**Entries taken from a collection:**

####

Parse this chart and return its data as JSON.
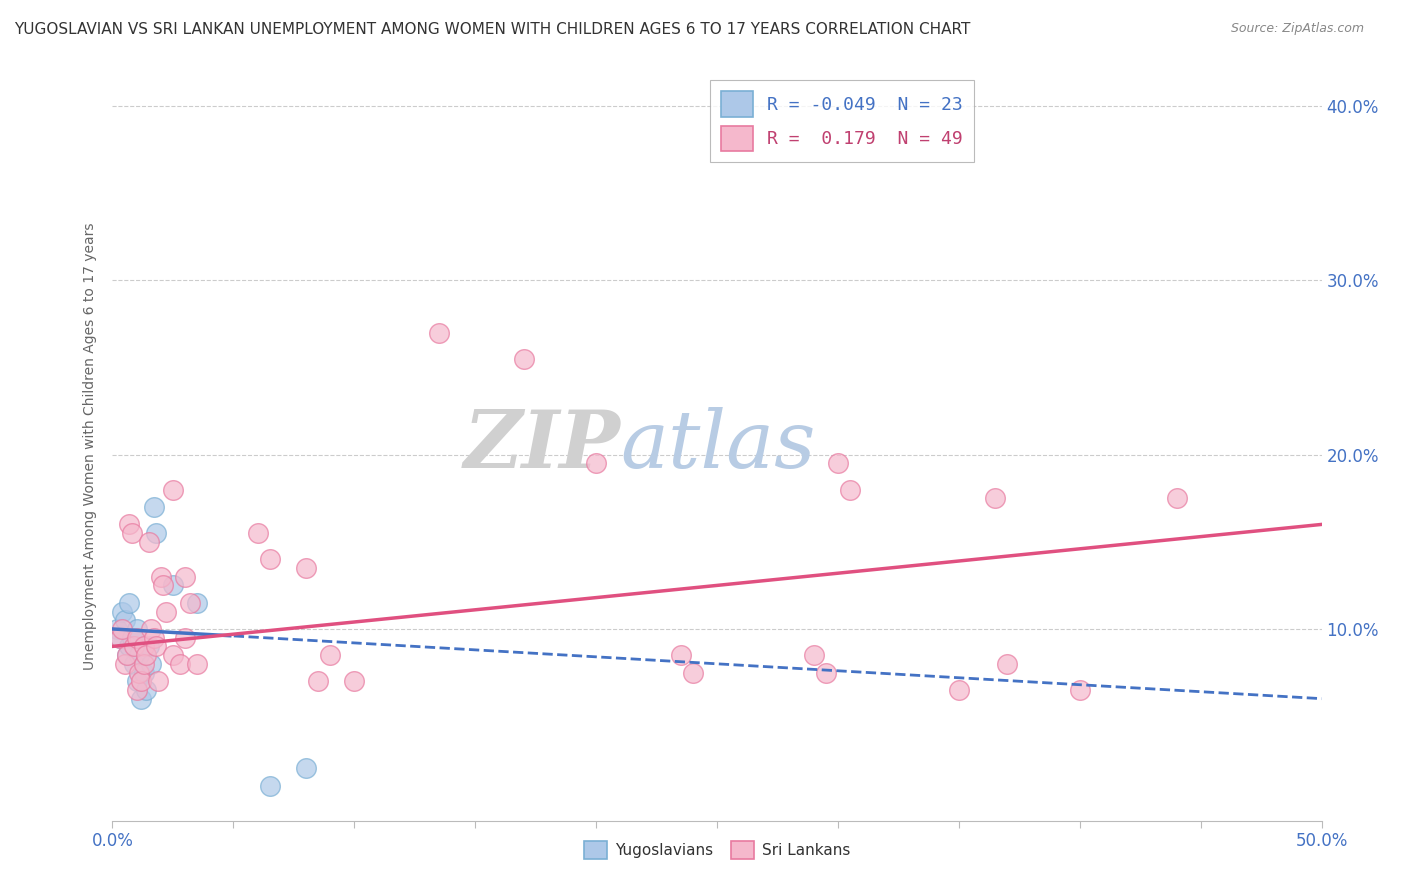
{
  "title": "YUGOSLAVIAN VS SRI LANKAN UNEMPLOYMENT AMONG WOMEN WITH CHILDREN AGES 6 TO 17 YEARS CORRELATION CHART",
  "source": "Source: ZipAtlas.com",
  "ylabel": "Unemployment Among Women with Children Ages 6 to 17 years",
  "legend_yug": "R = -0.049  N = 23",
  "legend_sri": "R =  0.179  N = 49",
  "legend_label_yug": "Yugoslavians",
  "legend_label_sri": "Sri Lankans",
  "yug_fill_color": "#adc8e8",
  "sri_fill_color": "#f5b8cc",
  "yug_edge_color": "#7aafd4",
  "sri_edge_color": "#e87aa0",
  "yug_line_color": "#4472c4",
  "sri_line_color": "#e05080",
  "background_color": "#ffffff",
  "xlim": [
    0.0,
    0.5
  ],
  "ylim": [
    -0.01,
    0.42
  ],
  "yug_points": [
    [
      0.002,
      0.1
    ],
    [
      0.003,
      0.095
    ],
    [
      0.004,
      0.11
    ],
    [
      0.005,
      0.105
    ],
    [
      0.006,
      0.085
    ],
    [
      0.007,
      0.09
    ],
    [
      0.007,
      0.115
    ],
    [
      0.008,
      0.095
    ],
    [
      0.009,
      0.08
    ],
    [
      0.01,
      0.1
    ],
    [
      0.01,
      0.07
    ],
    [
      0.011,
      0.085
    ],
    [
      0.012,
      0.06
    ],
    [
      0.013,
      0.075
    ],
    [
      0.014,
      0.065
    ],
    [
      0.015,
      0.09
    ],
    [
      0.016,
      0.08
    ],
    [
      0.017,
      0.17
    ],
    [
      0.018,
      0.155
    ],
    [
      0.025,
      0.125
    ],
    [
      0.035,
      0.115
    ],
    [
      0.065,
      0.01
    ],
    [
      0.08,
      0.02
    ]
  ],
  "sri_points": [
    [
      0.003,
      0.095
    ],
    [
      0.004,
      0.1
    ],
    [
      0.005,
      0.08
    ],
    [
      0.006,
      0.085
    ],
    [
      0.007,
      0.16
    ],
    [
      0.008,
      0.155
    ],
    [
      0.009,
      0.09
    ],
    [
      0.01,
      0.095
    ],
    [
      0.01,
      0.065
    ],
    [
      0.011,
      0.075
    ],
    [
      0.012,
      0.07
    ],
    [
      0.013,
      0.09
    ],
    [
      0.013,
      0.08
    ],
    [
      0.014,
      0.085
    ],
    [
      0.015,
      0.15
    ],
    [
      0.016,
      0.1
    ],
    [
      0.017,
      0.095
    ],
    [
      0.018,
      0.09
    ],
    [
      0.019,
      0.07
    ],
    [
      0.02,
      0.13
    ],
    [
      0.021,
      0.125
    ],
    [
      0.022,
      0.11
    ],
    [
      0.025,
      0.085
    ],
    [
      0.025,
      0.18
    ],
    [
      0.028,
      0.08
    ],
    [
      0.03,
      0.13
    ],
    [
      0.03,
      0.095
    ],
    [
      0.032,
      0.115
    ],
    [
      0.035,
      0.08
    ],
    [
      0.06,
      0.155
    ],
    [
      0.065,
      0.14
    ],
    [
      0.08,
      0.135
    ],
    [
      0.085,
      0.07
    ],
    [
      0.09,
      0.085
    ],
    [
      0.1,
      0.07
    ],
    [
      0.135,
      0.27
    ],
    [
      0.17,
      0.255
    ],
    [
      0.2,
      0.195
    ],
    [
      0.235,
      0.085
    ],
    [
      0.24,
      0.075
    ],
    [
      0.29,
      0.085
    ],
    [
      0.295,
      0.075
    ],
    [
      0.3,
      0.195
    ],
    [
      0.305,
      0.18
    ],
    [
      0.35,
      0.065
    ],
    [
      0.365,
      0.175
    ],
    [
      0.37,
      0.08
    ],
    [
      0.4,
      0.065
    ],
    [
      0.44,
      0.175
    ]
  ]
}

####

Each entry above should be reproduced exactly, with the pictures removed.

Parse this chart and return its data as JSON.
{
  "title": "YUGOSLAVIAN VS SRI LANKAN UNEMPLOYMENT AMONG WOMEN WITH CHILDREN AGES 6 TO 17 YEARS CORRELATION CHART",
  "source": "Source: ZipAtlas.com",
  "ylabel": "Unemployment Among Women with Children Ages 6 to 17 years",
  "legend_yug": "R = -0.049  N = 23",
  "legend_sri": "R =  0.179  N = 49",
  "legend_label_yug": "Yugoslavians",
  "legend_label_sri": "Sri Lankans",
  "yug_fill_color": "#adc8e8",
  "sri_fill_color": "#f5b8cc",
  "yug_edge_color": "#7aafd4",
  "sri_edge_color": "#e87aa0",
  "yug_line_color": "#4472c4",
  "sri_line_color": "#e05080",
  "background_color": "#ffffff",
  "xlim": [
    0.0,
    0.5
  ],
  "ylim": [
    -0.01,
    0.42
  ],
  "yug_points": [
    [
      0.002,
      0.1
    ],
    [
      0.003,
      0.095
    ],
    [
      0.004,
      0.11
    ],
    [
      0.005,
      0.105
    ],
    [
      0.006,
      0.085
    ],
    [
      0.007,
      0.09
    ],
    [
      0.007,
      0.115
    ],
    [
      0.008,
      0.095
    ],
    [
      0.009,
      0.08
    ],
    [
      0.01,
      0.1
    ],
    [
      0.01,
      0.07
    ],
    [
      0.011,
      0.085
    ],
    [
      0.012,
      0.06
    ],
    [
      0.013,
      0.075
    ],
    [
      0.014,
      0.065
    ],
    [
      0.015,
      0.09
    ],
    [
      0.016,
      0.08
    ],
    [
      0.017,
      0.17
    ],
    [
      0.018,
      0.155
    ],
    [
      0.025,
      0.125
    ],
    [
      0.035,
      0.115
    ],
    [
      0.065,
      0.01
    ],
    [
      0.08,
      0.02
    ]
  ],
  "sri_points": [
    [
      0.003,
      0.095
    ],
    [
      0.004,
      0.1
    ],
    [
      0.005,
      0.08
    ],
    [
      0.006,
      0.085
    ],
    [
      0.007,
      0.16
    ],
    [
      0.008,
      0.155
    ],
    [
      0.009,
      0.09
    ],
    [
      0.01,
      0.095
    ],
    [
      0.01,
      0.065
    ],
    [
      0.011,
      0.075
    ],
    [
      0.012,
      0.07
    ],
    [
      0.013,
      0.09
    ],
    [
      0.013,
      0.08
    ],
    [
      0.014,
      0.085
    ],
    [
      0.015,
      0.15
    ],
    [
      0.016,
      0.1
    ],
    [
      0.017,
      0.095
    ],
    [
      0.018,
      0.09
    ],
    [
      0.019,
      0.07
    ],
    [
      0.02,
      0.13
    ],
    [
      0.021,
      0.125
    ],
    [
      0.022,
      0.11
    ],
    [
      0.025,
      0.085
    ],
    [
      0.025,
      0.18
    ],
    [
      0.028,
      0.08
    ],
    [
      0.03,
      0.13
    ],
    [
      0.03,
      0.095
    ],
    [
      0.032,
      0.115
    ],
    [
      0.035,
      0.08
    ],
    [
      0.06,
      0.155
    ],
    [
      0.065,
      0.14
    ],
    [
      0.08,
      0.135
    ],
    [
      0.085,
      0.07
    ],
    [
      0.09,
      0.085
    ],
    [
      0.1,
      0.07
    ],
    [
      0.135,
      0.27
    ],
    [
      0.17,
      0.255
    ],
    [
      0.2,
      0.195
    ],
    [
      0.235,
      0.085
    ],
    [
      0.24,
      0.075
    ],
    [
      0.29,
      0.085
    ],
    [
      0.295,
      0.075
    ],
    [
      0.3,
      0.195
    ],
    [
      0.305,
      0.18
    ],
    [
      0.35,
      0.065
    ],
    [
      0.365,
      0.175
    ],
    [
      0.37,
      0.08
    ],
    [
      0.4,
      0.065
    ],
    [
      0.44,
      0.175
    ]
  ]
}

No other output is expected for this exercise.